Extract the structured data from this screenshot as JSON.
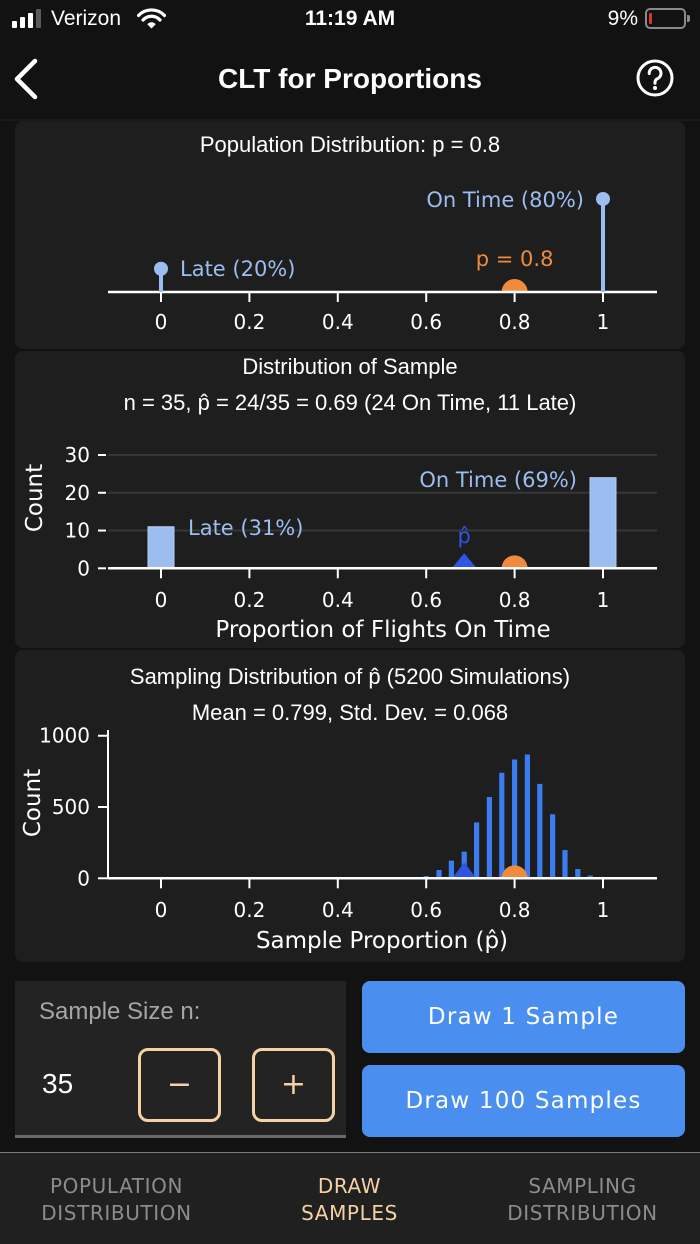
{
  "status_bar": {
    "carrier": "Verizon",
    "time": "11:19 AM",
    "battery_percent": "9%",
    "signal_icon": "cellular-signal-icon",
    "wifi_icon": "wifi-icon",
    "battery_icon": "battery-low-icon"
  },
  "nav": {
    "title": "CLT for Proportions",
    "back_icon": "chevron-left-icon",
    "help_icon": "question-circle-icon"
  },
  "colors": {
    "background": "#121212",
    "card": "#1e1e1e",
    "population_bar": "#9bbdf0",
    "sample_bar": "#9bbdf0",
    "histogram_bar": "#3b7cf0",
    "phat_marker": "#2f55e4",
    "p_marker": "#f08a3c",
    "button": "#4a8ff0",
    "stepper_border": "#f4d2a4",
    "active_tab": "#f4d2a4",
    "inactive_tab": "#8c8c8c"
  },
  "chart_data": [
    {
      "type": "bar",
      "style": "lollipop",
      "title": "Population Distribution: p = 0.8",
      "categories": [
        "Late",
        "On Time"
      ],
      "x": [
        0,
        1
      ],
      "values": [
        20,
        80
      ],
      "value_unit": "percent",
      "bar_labels": [
        "Late (20%)",
        "On Time (80%)"
      ],
      "p": 0.8,
      "p_label": "p = 0.8",
      "xticks": [
        0,
        0.2,
        0.4,
        0.6,
        0.8,
        1
      ],
      "xtick_labels": [
        "0",
        "0.2",
        "0.4",
        "0.6",
        "0.8",
        "1"
      ],
      "xlim": [
        -0.12,
        1.12
      ],
      "xlabel": "",
      "ylabel": "",
      "grid": false
    },
    {
      "type": "bar",
      "title": "Distribution of Sample",
      "subtitle": "n = 35, p̂ = 24/35 = 0.69 (24 On Time, 11 Late)",
      "categories": [
        "Late",
        "On Time"
      ],
      "x": [
        0,
        1
      ],
      "values": [
        11,
        24
      ],
      "bar_labels": [
        "Late (31%)",
        "On Time (69%)"
      ],
      "phat": 0.686,
      "phat_label": "p̂",
      "p": 0.8,
      "xticks": [
        0,
        0.2,
        0.4,
        0.6,
        0.8,
        1
      ],
      "xtick_labels": [
        "0",
        "0.2",
        "0.4",
        "0.6",
        "0.8",
        "1"
      ],
      "yticks": [
        0,
        10,
        20,
        30
      ],
      "ytick_labels": [
        "0",
        "10",
        "20",
        "30"
      ],
      "xlim": [
        -0.12,
        1.12
      ],
      "ylim": [
        0,
        30
      ],
      "xlabel": "Proportion of Flights On Time",
      "ylabel": "Count",
      "grid": true
    },
    {
      "type": "bar",
      "style": "histogram",
      "title": "Sampling Distribution of p̂ (5200 Simulations)",
      "subtitle": "Mean = 0.799, Std. Dev. = 0.068",
      "x": [
        0.543,
        0.571,
        0.6,
        0.629,
        0.657,
        0.686,
        0.714,
        0.743,
        0.771,
        0.8,
        0.829,
        0.857,
        0.886,
        0.914,
        0.943,
        0.971,
        1.0
      ],
      "values": [
        2,
        8,
        16,
        58,
        124,
        187,
        392,
        570,
        740,
        833,
        868,
        662,
        449,
        198,
        65,
        19,
        9
      ],
      "phat": 0.686,
      "p": 0.8,
      "xticks": [
        0,
        0.2,
        0.4,
        0.6,
        0.8,
        1
      ],
      "xtick_labels": [
        "0",
        "0.2",
        "0.4",
        "0.6",
        "0.8",
        "1"
      ],
      "yticks": [
        0,
        500,
        1000
      ],
      "ytick_labels": [
        "0",
        "500",
        "1000"
      ],
      "xlim": [
        -0.12,
        1.12
      ],
      "ylim": [
        0,
        1000
      ],
      "xlabel": "Sample Proportion (p̂)",
      "ylabel": "Count",
      "grid": false
    }
  ],
  "controls": {
    "sample_size_label": "Sample Size n:",
    "sample_size_value": "35",
    "decrement_symbol": "−",
    "increment_symbol": "+",
    "draw_one_label": "Draw 1 Sample",
    "draw_hundred_label": "Draw 100 Samples"
  },
  "tabs": [
    {
      "line1": "POPULATION",
      "line2": "DISTRIBUTION",
      "active": false
    },
    {
      "line1": "DRAW",
      "line2": "SAMPLES",
      "active": true
    },
    {
      "line1": "SAMPLING",
      "line2": "DISTRIBUTION",
      "active": false
    }
  ]
}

——

** EXERCISE GOAL **
Any pictures should be dropped; transcribe the rest of the records above exactly.

** WRITTEN RESPONSE **
Extract the structured data from this screenshot as JSON.
{
  "status_bar": {
    "carrier": "Verizon",
    "time": "11:19 AM",
    "battery_percent": "9%",
    "signal_icon": "cellular-signal-icon",
    "wifi_icon": "wifi-icon",
    "battery_icon": "battery-low-icon"
  },
  "nav": {
    "title": "CLT for Proportions",
    "back_icon": "chevron-left-icon",
    "help_icon": "question-circle-icon"
  },
  "colors": {
    "background": "#121212",
    "card": "#1e1e1e",
    "population_bar": "#9bbdf0",
    "sample_bar": "#9bbdf0",
    "histogram_bar": "#3b7cf0",
    "phat_marker": "#2f55e4",
    "p_marker": "#f08a3c",
    "button": "#4a8ff0",
    "stepper_border": "#f4d2a4",
    "active_tab": "#f4d2a4",
    "inactive_tab": "#8c8c8c"
  },
  "chart_data": [
    {
      "type": "bar",
      "style": "lollipop",
      "title": "Population Distribution: p = 0.8",
      "categories": [
        "Late",
        "On Time"
      ],
      "x": [
        0,
        1
      ],
      "values": [
        20,
        80
      ],
      "value_unit": "percent",
      "bar_labels": [
        "Late (20%)",
        "On Time (80%)"
      ],
      "p": 0.8,
      "p_label": "p = 0.8",
      "xticks": [
        0,
        0.2,
        0.4,
        0.6,
        0.8,
        1
      ],
      "xtick_labels": [
        "0",
        "0.2",
        "0.4",
        "0.6",
        "0.8",
        "1"
      ],
      "xlim": [
        -0.12,
        1.12
      ],
      "xlabel": "",
      "ylabel": "",
      "grid": false
    },
    {
      "type": "bar",
      "title": "Distribution of Sample",
      "subtitle": "n = 35, p̂ = 24/35 = 0.69 (24 On Time, 11 Late)",
      "categories": [
        "Late",
        "On Time"
      ],
      "x": [
        0,
        1
      ],
      "values": [
        11,
        24
      ],
      "bar_labels": [
        "Late (31%)",
        "On Time (69%)"
      ],
      "phat": 0.686,
      "phat_label": "p̂",
      "p": 0.8,
      "xticks": [
        0,
        0.2,
        0.4,
        0.6,
        0.8,
        1
      ],
      "xtick_labels": [
        "0",
        "0.2",
        "0.4",
        "0.6",
        "0.8",
        "1"
      ],
      "yticks": [
        0,
        10,
        20,
        30
      ],
      "ytick_labels": [
        "0",
        "10",
        "20",
        "30"
      ],
      "xlim": [
        -0.12,
        1.12
      ],
      "ylim": [
        0,
        30
      ],
      "xlabel": "Proportion of Flights On Time",
      "ylabel": "Count",
      "grid": true
    },
    {
      "type": "bar",
      "style": "histogram",
      "title": "Sampling Distribution of p̂ (5200 Simulations)",
      "subtitle": "Mean = 0.799, Std. Dev. = 0.068",
      "x": [
        0.543,
        0.571,
        0.6,
        0.629,
        0.657,
        0.686,
        0.714,
        0.743,
        0.771,
        0.8,
        0.829,
        0.857,
        0.886,
        0.914,
        0.943,
        0.971,
        1.0
      ],
      "values": [
        2,
        8,
        16,
        58,
        124,
        187,
        392,
        570,
        740,
        833,
        868,
        662,
        449,
        198,
        65,
        19,
        9
      ],
      "phat": 0.686,
      "p": 0.8,
      "xticks": [
        0,
        0.2,
        0.4,
        0.6,
        0.8,
        1
      ],
      "xtick_labels": [
        "0",
        "0.2",
        "0.4",
        "0.6",
        "0.8",
        "1"
      ],
      "yticks": [
        0,
        500,
        1000
      ],
      "ytick_labels": [
        "0",
        "500",
        "1000"
      ],
      "xlim": [
        -0.12,
        1.12
      ],
      "ylim": [
        0,
        1000
      ],
      "xlabel": "Sample Proportion (p̂)",
      "ylabel": "Count",
      "grid": false
    }
  ],
  "controls": {
    "sample_size_label": "Sample Size n:",
    "sample_size_value": "35",
    "decrement_symbol": "−",
    "increment_symbol": "+",
    "draw_one_label": "Draw 1 Sample",
    "draw_hundred_label": "Draw 100 Samples"
  },
  "tabs": [
    {
      "line1": "POPULATION",
      "line2": "DISTRIBUTION",
      "active": false
    },
    {
      "line1": "DRAW",
      "line2": "SAMPLES",
      "active": true
    },
    {
      "line1": "SAMPLING",
      "line2": "DISTRIBUTION",
      "active": false
    }
  ]
}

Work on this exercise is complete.